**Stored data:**

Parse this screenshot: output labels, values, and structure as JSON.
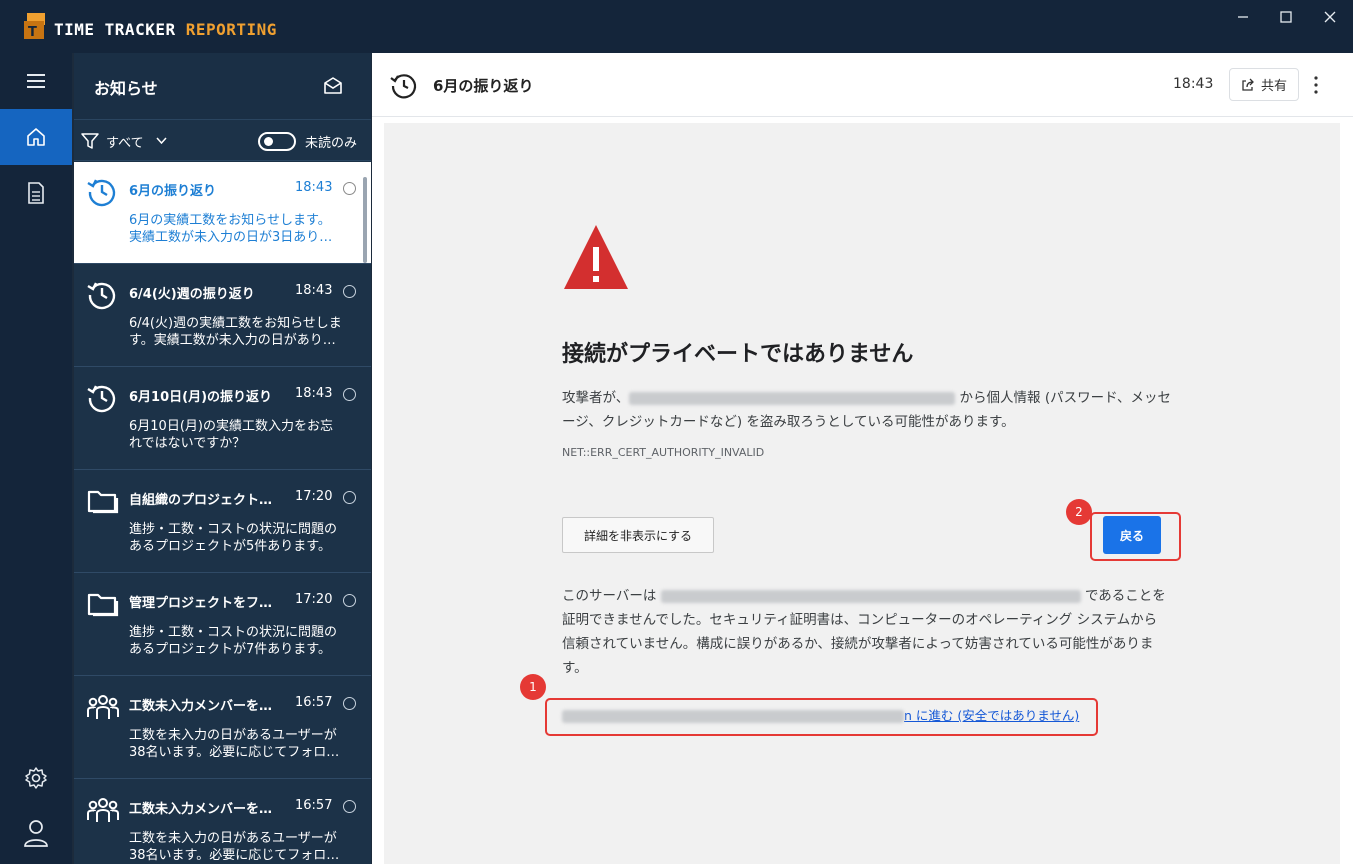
{
  "app": {
    "title_main": "TIME TRACKER ",
    "title_accent": "REPORTING",
    "accent_color": "#f0a030"
  },
  "window_controls": [
    "minimize-icon",
    "maximize-icon",
    "close-icon"
  ],
  "rail": {
    "items": [
      "menu-icon",
      "home-icon",
      "document-icon"
    ],
    "bottom": [
      "gear-icon",
      "user-icon"
    ],
    "active": "home-icon"
  },
  "panel": {
    "title": "お知らせ",
    "filter_label": "すべて",
    "unread_toggle_label": "未読のみ",
    "notifications": [
      {
        "icon": "history-icon",
        "title": "6月の振り返り",
        "time": "18:43",
        "line1": "6月の実績工数をお知らせします。",
        "line2": "実績工数が未入力の日が3日あり…",
        "selected": true
      },
      {
        "icon": "history-icon",
        "title": "6/4(火)週の振り返り",
        "time": "18:43",
        "line1": "6/4(火)週の実績工数をお知らせしま",
        "line2": "す。実績工数が未入力の日があり…",
        "selected": false
      },
      {
        "icon": "history-icon",
        "title": "6月10日(月)の振り返り",
        "time": "18:43",
        "line1": "6月10日(月)の実績工数入力をお忘",
        "line2": "れではないですか？",
        "selected": false
      },
      {
        "icon": "folder-icon",
        "title": "自組織のプロジェクト…",
        "time": "17:20",
        "line1": "進捗・工数・コストの状況に問題の",
        "line2": "あるプロジェクトが5件あります。",
        "selected": false
      },
      {
        "icon": "folder-icon",
        "title": "管理プロジェクトをフ…",
        "time": "17:20",
        "line1": "進捗・工数・コストの状況に問題の",
        "line2": "あるプロジェクトが7件あります。",
        "selected": false
      },
      {
        "icon": "group-icon",
        "title": "工数未入力メンバーを…",
        "time": "16:57",
        "line1": "工数を未入力の日があるユーザーが",
        "line2": "38名います。必要に応じてフォロ…",
        "selected": false
      },
      {
        "icon": "group-icon",
        "title": "工数未入力メンバーを…",
        "time": "16:57",
        "line1": "工数を未入力の日があるユーザーが",
        "line2": "38名います。必要に応じてフォロ…",
        "selected": false
      }
    ]
  },
  "content": {
    "title": "6月の振り返り",
    "time": "18:43",
    "share_label": "共有",
    "error": {
      "heading": "接続がプライベートではありません",
      "para_prefix": "攻撃者が、",
      "para_suffix": " から個人情報 (パスワード、メッセージ、クレジットカードなど) を盗み取ろうとしている可能性があります。",
      "code": "NET::ERR_CERT_AUTHORITY_INVALID",
      "details_button": "詳細を非表示にする",
      "back_button": "戻る",
      "server_prefix": "このサーバーは ",
      "server_suffix": " であることを証明できませんでした。セキュリティ証明書は、コンピューターのオペレーティング システムから信頼されていません。構成に誤りがあるか、接続が攻撃者によって妨害されている可能性があります。",
      "proceed_tail": "n に進む (安全ではありません)"
    },
    "annotations": {
      "badge_1": "1",
      "badge_2": "2",
      "highlight_color": "#e53935"
    }
  }
}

**Aim:** Without the pictures, restate all of the entries above verbatim.

**Result of this task:**
Parse this screenshot: output labels, values, and structure as JSON.
{
  "app": {
    "title_main": "TIME TRACKER ",
    "title_accent": "REPORTING",
    "accent_color": "#f0a030"
  },
  "window_controls": [
    "minimize-icon",
    "maximize-icon",
    "close-icon"
  ],
  "rail": {
    "items": [
      "menu-icon",
      "home-icon",
      "document-icon"
    ],
    "bottom": [
      "gear-icon",
      "user-icon"
    ],
    "active": "home-icon"
  },
  "panel": {
    "title": "お知らせ",
    "filter_label": "すべて",
    "unread_toggle_label": "未読のみ",
    "notifications": [
      {
        "icon": "history-icon",
        "title": "6月の振り返り",
        "time": "18:43",
        "line1": "6月の実績工数をお知らせします。",
        "line2": "実績工数が未入力の日が3日あり…",
        "selected": true
      },
      {
        "icon": "history-icon",
        "title": "6/4(火)週の振り返り",
        "time": "18:43",
        "line1": "6/4(火)週の実績工数をお知らせしま",
        "line2": "す。実績工数が未入力の日があり…",
        "selected": false
      },
      {
        "icon": "history-icon",
        "title": "6月10日(月)の振り返り",
        "time": "18:43",
        "line1": "6月10日(月)の実績工数入力をお忘",
        "line2": "れではないですか？",
        "selected": false
      },
      {
        "icon": "folder-icon",
        "title": "自組織のプロジェクト…",
        "time": "17:20",
        "line1": "進捗・工数・コストの状況に問題の",
        "line2": "あるプロジェクトが5件あります。",
        "selected": false
      },
      {
        "icon": "folder-icon",
        "title": "管理プロジェクトをフ…",
        "time": "17:20",
        "line1": "進捗・工数・コストの状況に問題の",
        "line2": "あるプロジェクトが7件あります。",
        "selected": false
      },
      {
        "icon": "group-icon",
        "title": "工数未入力メンバーを…",
        "time": "16:57",
        "line1": "工数を未入力の日があるユーザーが",
        "line2": "38名います。必要に応じてフォロ…",
        "selected": false
      },
      {
        "icon": "group-icon",
        "title": "工数未入力メンバーを…",
        "time": "16:57",
        "line1": "工数を未入力の日があるユーザーが",
        "line2": "38名います。必要に応じてフォロ…",
        "selected": false
      }
    ]
  },
  "content": {
    "title": "6月の振り返り",
    "time": "18:43",
    "share_label": "共有",
    "error": {
      "heading": "接続がプライベートではありません",
      "para_prefix": "攻撃者が、",
      "para_suffix": " から個人情報 (パスワード、メッセージ、クレジットカードなど) を盗み取ろうとしている可能性があります。",
      "code": "NET::ERR_CERT_AUTHORITY_INVALID",
      "details_button": "詳細を非表示にする",
      "back_button": "戻る",
      "server_prefix": "このサーバーは ",
      "server_suffix": " であることを証明できませんでした。セキュリティ証明書は、コンピューターのオペレーティング システムから信頼されていません。構成に誤りがあるか、接続が攻撃者によって妨害されている可能性があります。",
      "proceed_tail": "n に進む (安全ではありません)"
    },
    "annotations": {
      "badge_1": "1",
      "badge_2": "2",
      "highlight_color": "#e53935"
    }
  }
}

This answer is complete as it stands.